Your goal –
Write out the material exactly. Do not include the pictures.

Extracted data –

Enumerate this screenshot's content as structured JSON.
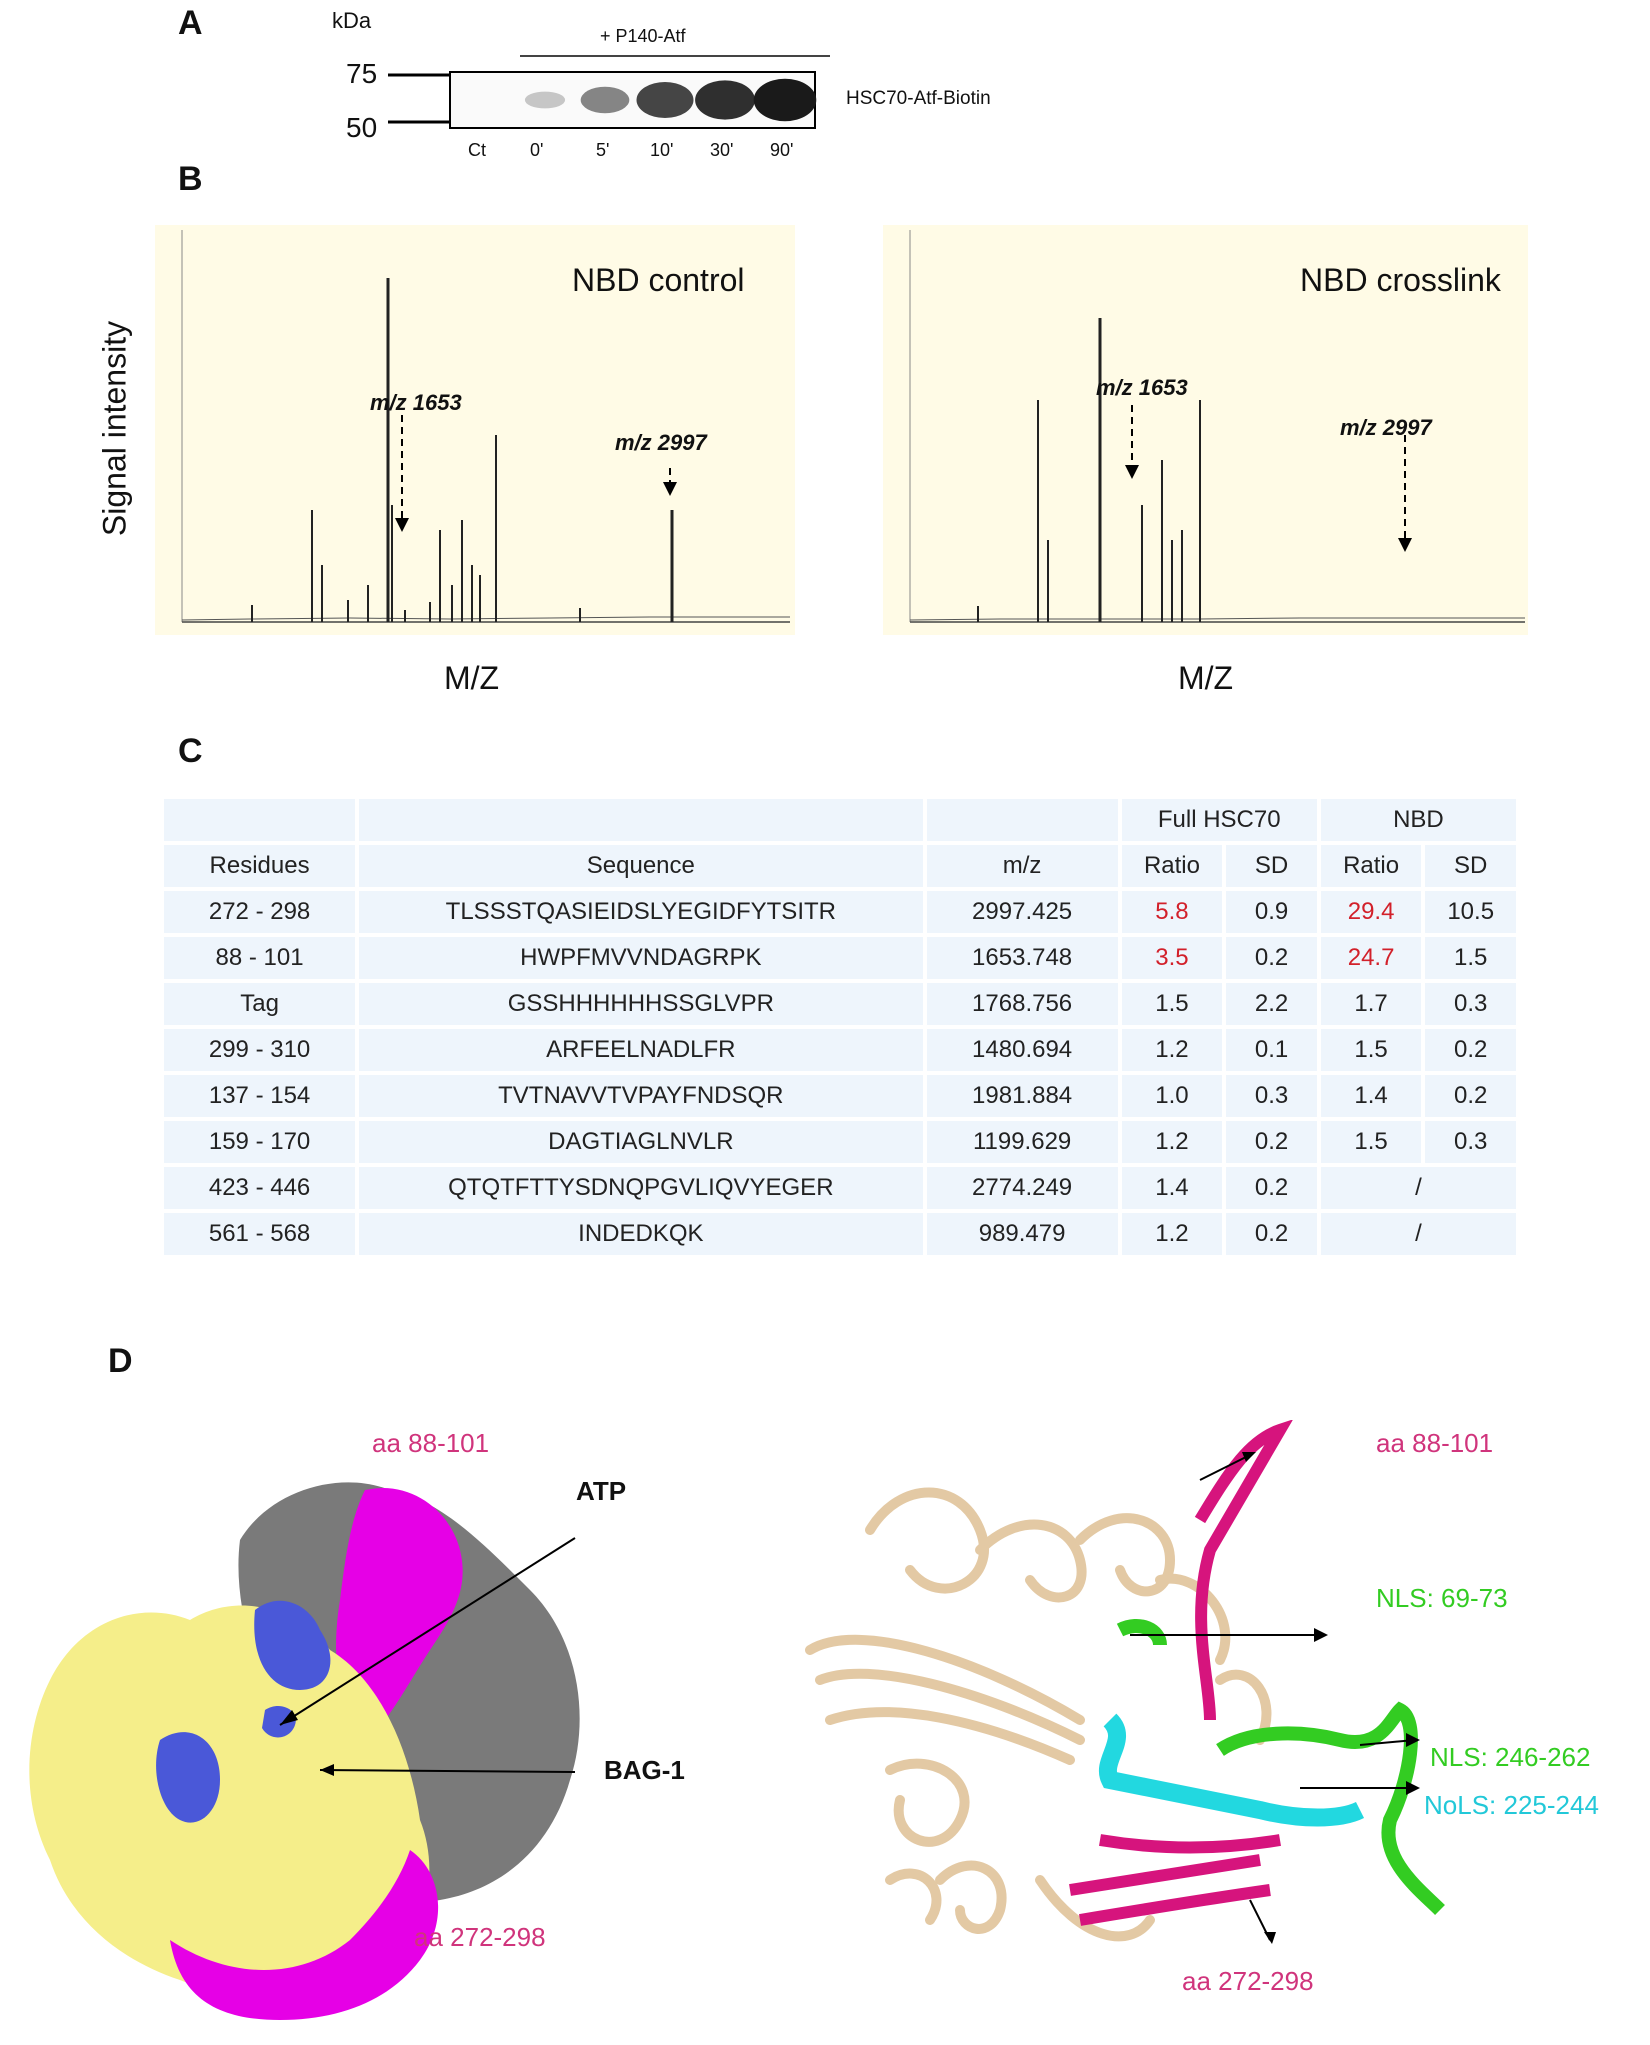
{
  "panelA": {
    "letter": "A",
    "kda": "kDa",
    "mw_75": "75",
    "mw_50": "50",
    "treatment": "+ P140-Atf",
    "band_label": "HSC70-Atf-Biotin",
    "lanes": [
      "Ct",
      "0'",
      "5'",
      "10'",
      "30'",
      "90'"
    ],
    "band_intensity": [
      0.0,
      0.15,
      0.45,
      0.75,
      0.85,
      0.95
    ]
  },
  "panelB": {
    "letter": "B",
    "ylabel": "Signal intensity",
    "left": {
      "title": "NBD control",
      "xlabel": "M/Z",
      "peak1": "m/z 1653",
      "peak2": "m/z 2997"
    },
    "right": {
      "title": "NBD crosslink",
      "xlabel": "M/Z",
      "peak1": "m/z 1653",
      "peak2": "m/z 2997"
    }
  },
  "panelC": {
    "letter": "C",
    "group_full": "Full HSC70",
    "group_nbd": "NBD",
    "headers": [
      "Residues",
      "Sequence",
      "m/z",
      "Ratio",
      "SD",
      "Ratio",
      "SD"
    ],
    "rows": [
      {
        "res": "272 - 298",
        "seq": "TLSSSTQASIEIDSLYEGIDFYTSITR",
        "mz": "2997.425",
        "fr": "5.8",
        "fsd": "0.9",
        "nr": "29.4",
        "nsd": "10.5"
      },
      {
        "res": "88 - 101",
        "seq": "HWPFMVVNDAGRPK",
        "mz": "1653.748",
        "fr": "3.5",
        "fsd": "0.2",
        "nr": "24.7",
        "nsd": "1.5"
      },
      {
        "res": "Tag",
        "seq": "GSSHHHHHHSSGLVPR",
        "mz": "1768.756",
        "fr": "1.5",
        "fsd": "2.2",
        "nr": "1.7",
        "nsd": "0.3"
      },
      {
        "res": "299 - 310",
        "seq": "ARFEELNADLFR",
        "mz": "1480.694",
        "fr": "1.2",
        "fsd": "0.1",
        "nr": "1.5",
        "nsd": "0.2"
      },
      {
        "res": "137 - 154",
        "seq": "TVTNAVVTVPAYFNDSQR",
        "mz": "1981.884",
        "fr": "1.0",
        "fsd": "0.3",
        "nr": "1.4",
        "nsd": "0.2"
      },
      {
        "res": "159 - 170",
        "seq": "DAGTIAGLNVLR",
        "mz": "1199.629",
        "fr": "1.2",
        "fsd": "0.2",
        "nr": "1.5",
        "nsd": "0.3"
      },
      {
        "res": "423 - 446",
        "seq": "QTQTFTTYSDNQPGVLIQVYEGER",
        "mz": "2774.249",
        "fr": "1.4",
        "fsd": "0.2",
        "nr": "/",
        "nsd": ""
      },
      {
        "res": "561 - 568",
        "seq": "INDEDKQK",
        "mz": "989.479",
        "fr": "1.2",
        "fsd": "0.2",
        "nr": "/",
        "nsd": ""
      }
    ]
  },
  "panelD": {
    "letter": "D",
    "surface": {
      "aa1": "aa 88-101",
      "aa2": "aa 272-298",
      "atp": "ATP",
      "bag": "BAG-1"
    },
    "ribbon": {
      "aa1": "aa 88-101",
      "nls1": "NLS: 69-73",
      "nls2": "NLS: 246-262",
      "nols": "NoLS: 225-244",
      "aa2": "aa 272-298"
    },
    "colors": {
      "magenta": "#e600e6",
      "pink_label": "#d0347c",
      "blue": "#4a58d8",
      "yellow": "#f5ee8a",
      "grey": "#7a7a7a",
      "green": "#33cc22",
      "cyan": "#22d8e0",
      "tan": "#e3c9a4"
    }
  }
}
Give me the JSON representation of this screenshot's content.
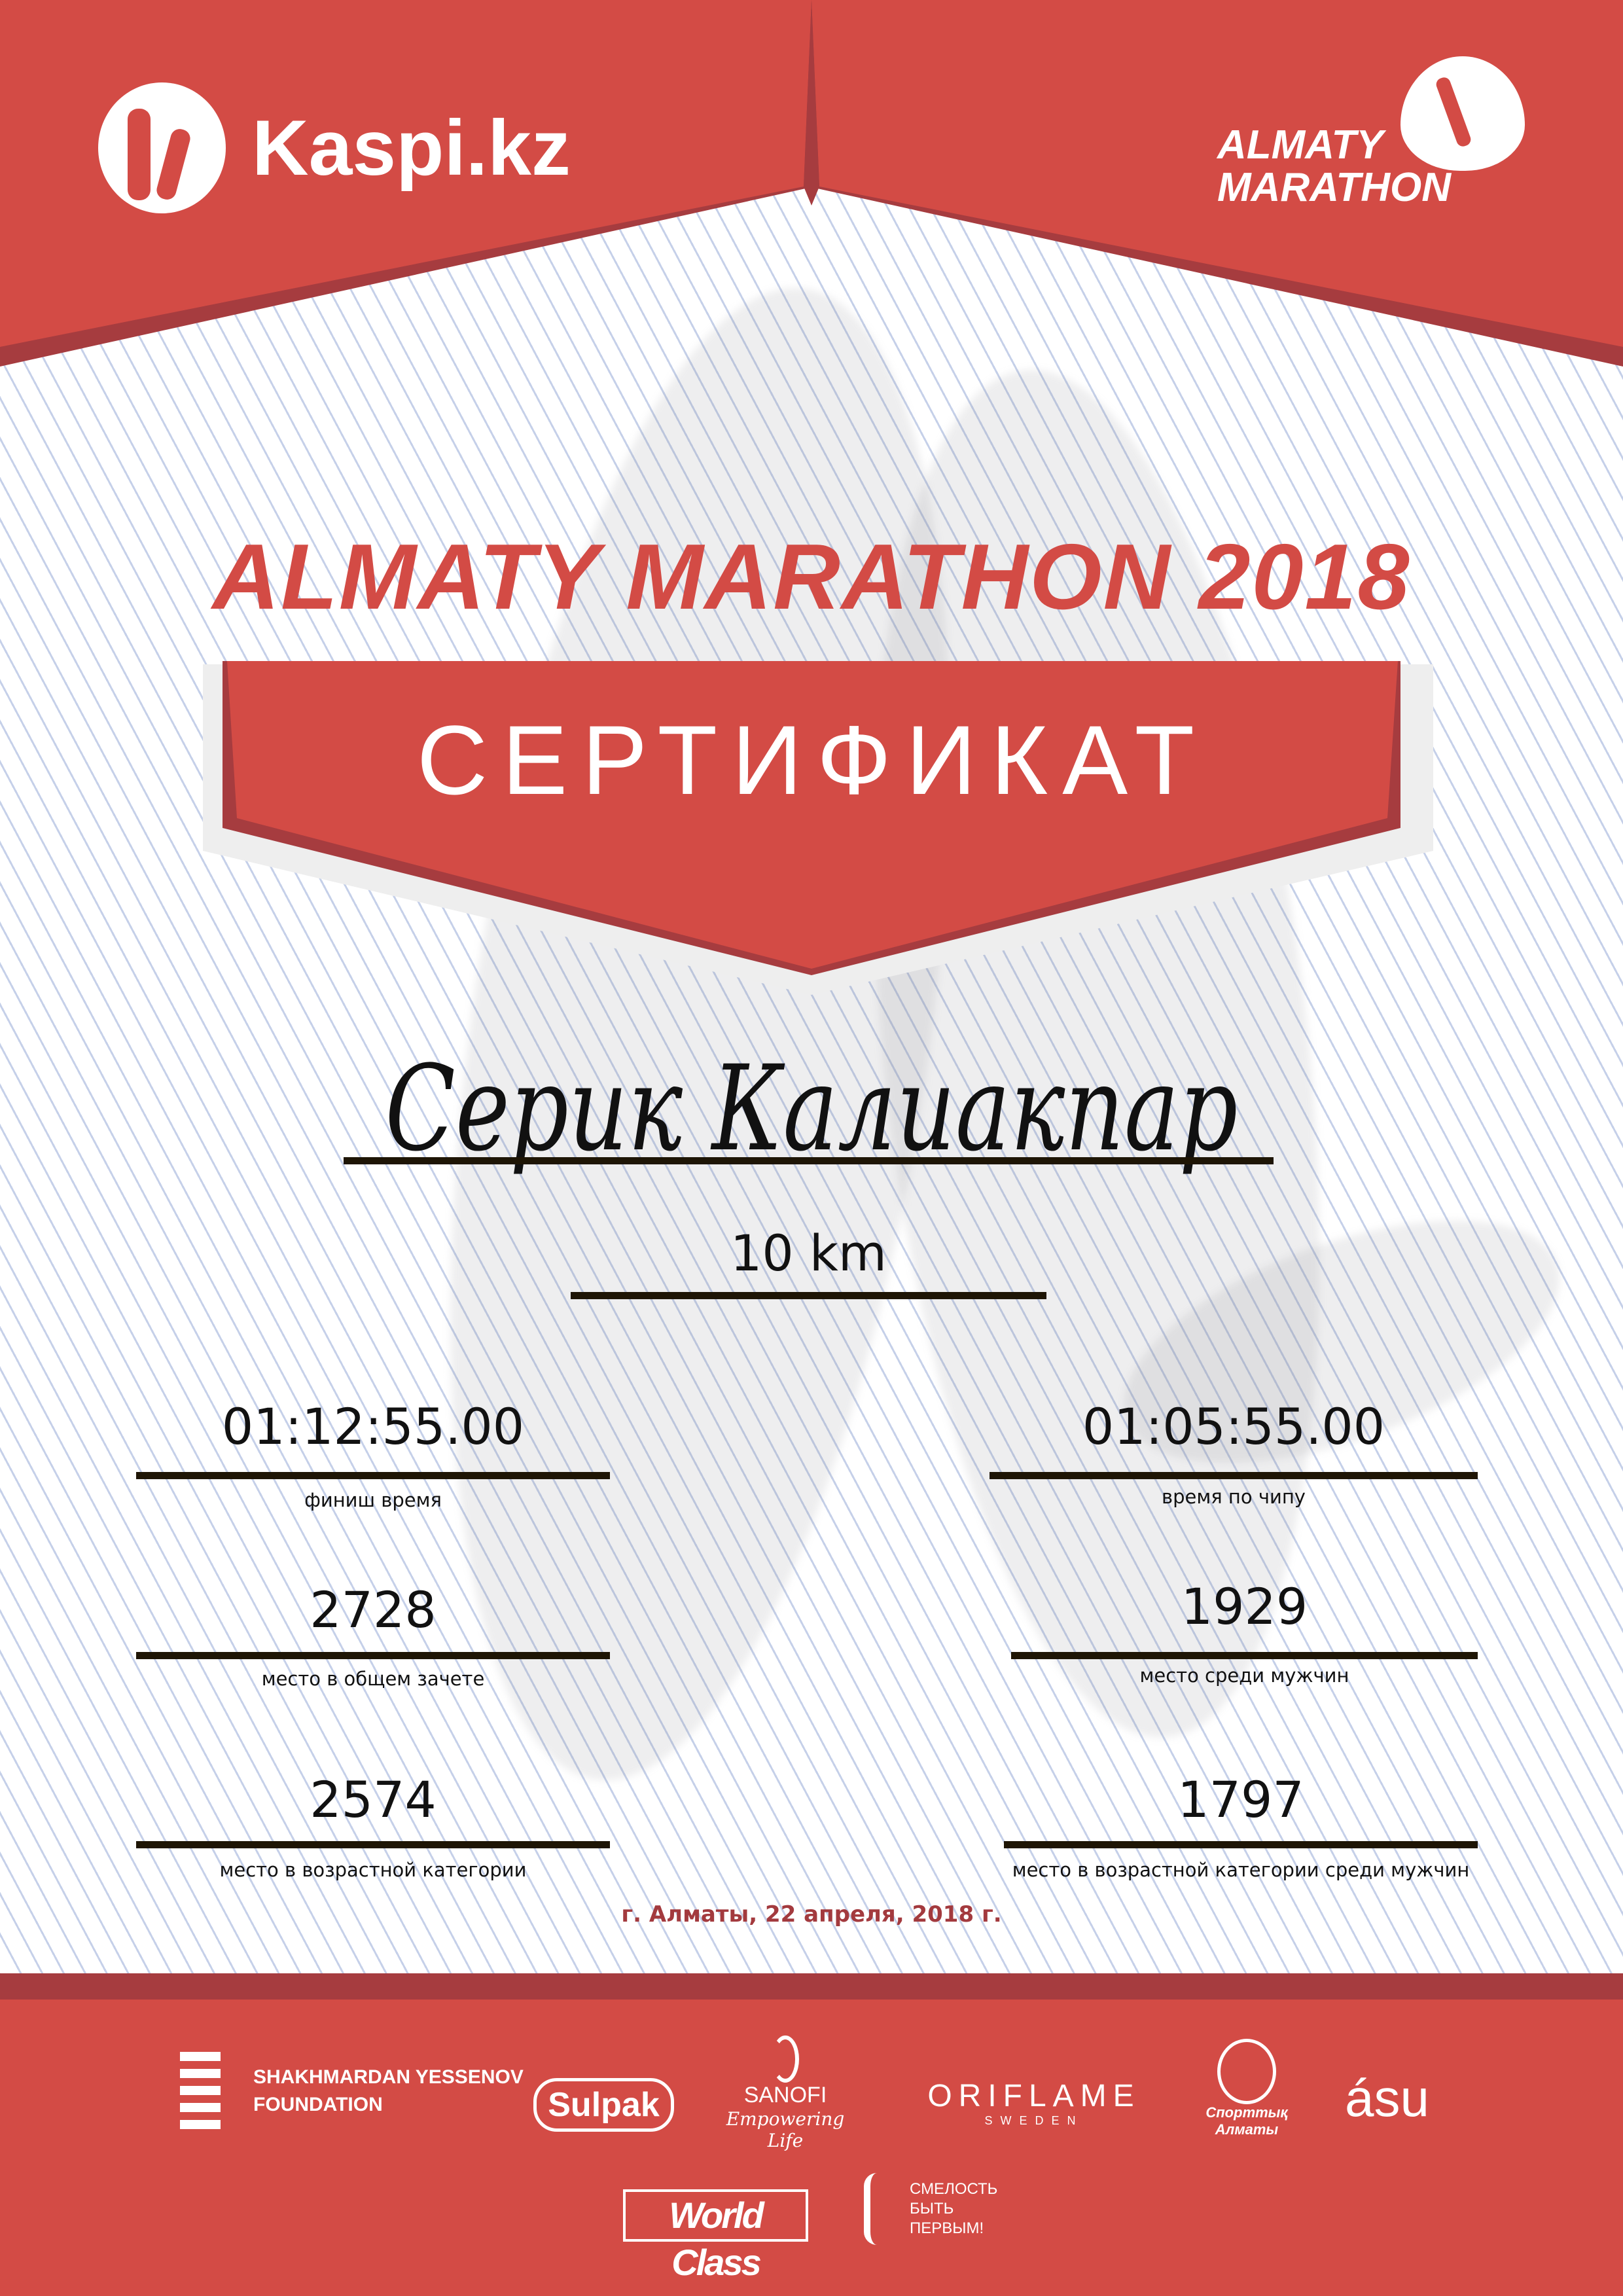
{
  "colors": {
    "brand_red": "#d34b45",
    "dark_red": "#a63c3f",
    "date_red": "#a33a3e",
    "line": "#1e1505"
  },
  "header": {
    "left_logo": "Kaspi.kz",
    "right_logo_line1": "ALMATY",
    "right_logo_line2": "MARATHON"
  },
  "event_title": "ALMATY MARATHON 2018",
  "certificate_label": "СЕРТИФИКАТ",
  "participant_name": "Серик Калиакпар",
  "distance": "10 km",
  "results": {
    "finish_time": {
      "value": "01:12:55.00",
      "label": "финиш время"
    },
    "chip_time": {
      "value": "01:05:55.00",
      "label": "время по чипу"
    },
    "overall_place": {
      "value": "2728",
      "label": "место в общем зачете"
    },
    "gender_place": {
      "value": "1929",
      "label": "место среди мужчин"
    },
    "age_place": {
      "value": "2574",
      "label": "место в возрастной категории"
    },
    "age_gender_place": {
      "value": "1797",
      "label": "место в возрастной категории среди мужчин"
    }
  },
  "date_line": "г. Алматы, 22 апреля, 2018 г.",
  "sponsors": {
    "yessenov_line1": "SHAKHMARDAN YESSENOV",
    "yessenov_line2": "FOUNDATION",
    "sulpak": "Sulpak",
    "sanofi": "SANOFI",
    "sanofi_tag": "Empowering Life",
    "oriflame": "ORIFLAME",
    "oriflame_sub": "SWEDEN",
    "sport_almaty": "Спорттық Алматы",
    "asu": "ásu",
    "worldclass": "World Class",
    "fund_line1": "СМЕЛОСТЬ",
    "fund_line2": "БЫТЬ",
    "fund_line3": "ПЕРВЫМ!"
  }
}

Exercise response –
Enumerate this screenshot's content as structured JSON.
{
  "panelA": {
    "letter": "A",
    "kda": "kDa",
    "mw_75": "75",
    "mw_50": "50",
    "treatment": "+ P140-Atf",
    "band_label": "HSC70-Atf-Biotin",
    "lanes": [
      "Ct",
      "0'",
      "5'",
      "10'",
      "30'",
      "90'"
    ],
    "band_intensity": [
      0.0,
      0.15,
      0.45,
      0.75,
      0.85,
      0.95
    ]
  },
  "panelB": {
    "letter": "B",
    "ylabel": "Signal intensity",
    "left": {
      "title": "NBD control",
      "xlabel": "M/Z",
      "peak1": "m/z 1653",
      "peak2": "m/z 2997"
    },
    "right": {
      "title": "NBD crosslink",
      "xlabel": "M/Z",
      "peak1": "m/z 1653",
      "peak2": "m/z 2997"
    }
  },
  "panelC": {
    "letter": "C",
    "group_full": "Full HSC70",
    "group_nbd": "NBD",
    "headers": [
      "Residues",
      "Sequence",
      "m/z",
      "Ratio",
      "SD",
      "Ratio",
      "SD"
    ],
    "rows": [
      {
        "res": "272 - 298",
        "seq": "TLSSSTQASIEIDSLYEGIDFYTSITR",
        "mz": "2997.425",
        "fr": "5.8",
        "fsd": "0.9",
        "nr": "29.4",
        "nsd": "10.5"
      },
      {
        "res": "88 - 101",
        "seq": "HWPFMVVNDAGRPK",
        "mz": "1653.748",
        "fr": "3.5",
        "fsd": "0.2",
        "nr": "24.7",
        "nsd": "1.5"
      },
      {
        "res": "Tag",
        "seq": "GSSHHHHHHSSGLVPR",
        "mz": "1768.756",
        "fr": "1.5",
        "fsd": "2.2",
        "nr": "1.7",
        "nsd": "0.3"
      },
      {
        "res": "299 - 310",
        "seq": "ARFEELNADLFR",
        "mz": "1480.694",
        "fr": "1.2",
        "fsd": "0.1",
        "nr": "1.5",
        "nsd": "0.2"
      },
      {
        "res": "137 - 154",
        "seq": "TVTNAVVTVPAYFNDSQR",
        "mz": "1981.884",
        "fr": "1.0",
        "fsd": "0.3",
        "nr": "1.4",
        "nsd": "0.2"
      },
      {
        "res": "159 - 170",
        "seq": "DAGTIAGLNVLR",
        "mz": "1199.629",
        "fr": "1.2",
        "fsd": "0.2",
        "nr": "1.5",
        "nsd": "0.3"
      },
      {
        "res": "423 - 446",
        "seq": "QTQTFTTYSDNQPGVLIQVYEGER",
        "mz": "2774.249",
        "fr": "1.4",
        "fsd": "0.2",
        "nr": "/",
        "nsd": ""
      },
      {
        "res": "561 - 568",
        "seq": "INDEDKQK",
        "mz": "989.479",
        "fr": "1.2",
        "fsd": "0.2",
        "nr": "/",
        "nsd": ""
      }
    ]
  },
  "panelD": {
    "letter": "D",
    "surface": {
      "aa1": "aa 88-101",
      "aa2": "aa 272-298",
      "atp": "ATP",
      "bag": "BAG-1"
    },
    "ribbon": {
      "aa1": "aa 88-101",
      "nls1": "NLS: 69-73",
      "nls2": "NLS: 246-262",
      "nols": "NoLS: 225-244",
      "aa2": "aa 272-298"
    },
    "colors": {
      "magenta": "#e600e6",
      "pink_label": "#d0347c",
      "blue": "#4a58d8",
      "yellow": "#f5ee8a",
      "grey": "#7a7a7a",
      "green": "#33cc22",
      "cyan": "#22d8e0",
      "tan": "#e3c9a4"
    }
  }
}
Give me the JSON representation of this screenshot's content.
{
  "colors": {
    "brand_red": "#d34b45",
    "dark_red": "#a63c3f",
    "date_red": "#a33a3e",
    "line": "#1e1505"
  },
  "header": {
    "left_logo": "Kaspi.kz",
    "right_logo_line1": "ALMATY",
    "right_logo_line2": "MARATHON"
  },
  "event_title": "ALMATY MARATHON 2018",
  "certificate_label": "СЕРТИФИКАТ",
  "participant_name": "Серик Калиакпар",
  "distance": "10 km",
  "results": {
    "finish_time": {
      "value": "01:12:55.00",
      "label": "финиш время"
    },
    "chip_time": {
      "value": "01:05:55.00",
      "label": "время по чипу"
    },
    "overall_place": {
      "value": "2728",
      "label": "место в общем зачете"
    },
    "gender_place": {
      "value": "1929",
      "label": "место среди мужчин"
    },
    "age_place": {
      "value": "2574",
      "label": "место в возрастной категории"
    },
    "age_gender_place": {
      "value": "1797",
      "label": "место в возрастной категории среди мужчин"
    }
  },
  "date_line": "г. Алматы, 22 апреля, 2018 г.",
  "sponsors": {
    "yessenov_line1": "SHAKHMARDAN YESSENOV",
    "yessenov_line2": "FOUNDATION",
    "sulpak": "Sulpak",
    "sanofi": "SANOFI",
    "sanofi_tag": "Empowering Life",
    "oriflame": "ORIFLAME",
    "oriflame_sub": "SWEDEN",
    "sport_almaty": "Спорттық Алматы",
    "asu": "ásu",
    "worldclass": "World Class",
    "fund_line1": "СМЕЛОСТЬ",
    "fund_line2": "БЫТЬ",
    "fund_line3": "ПЕРВЫМ!"
  }
}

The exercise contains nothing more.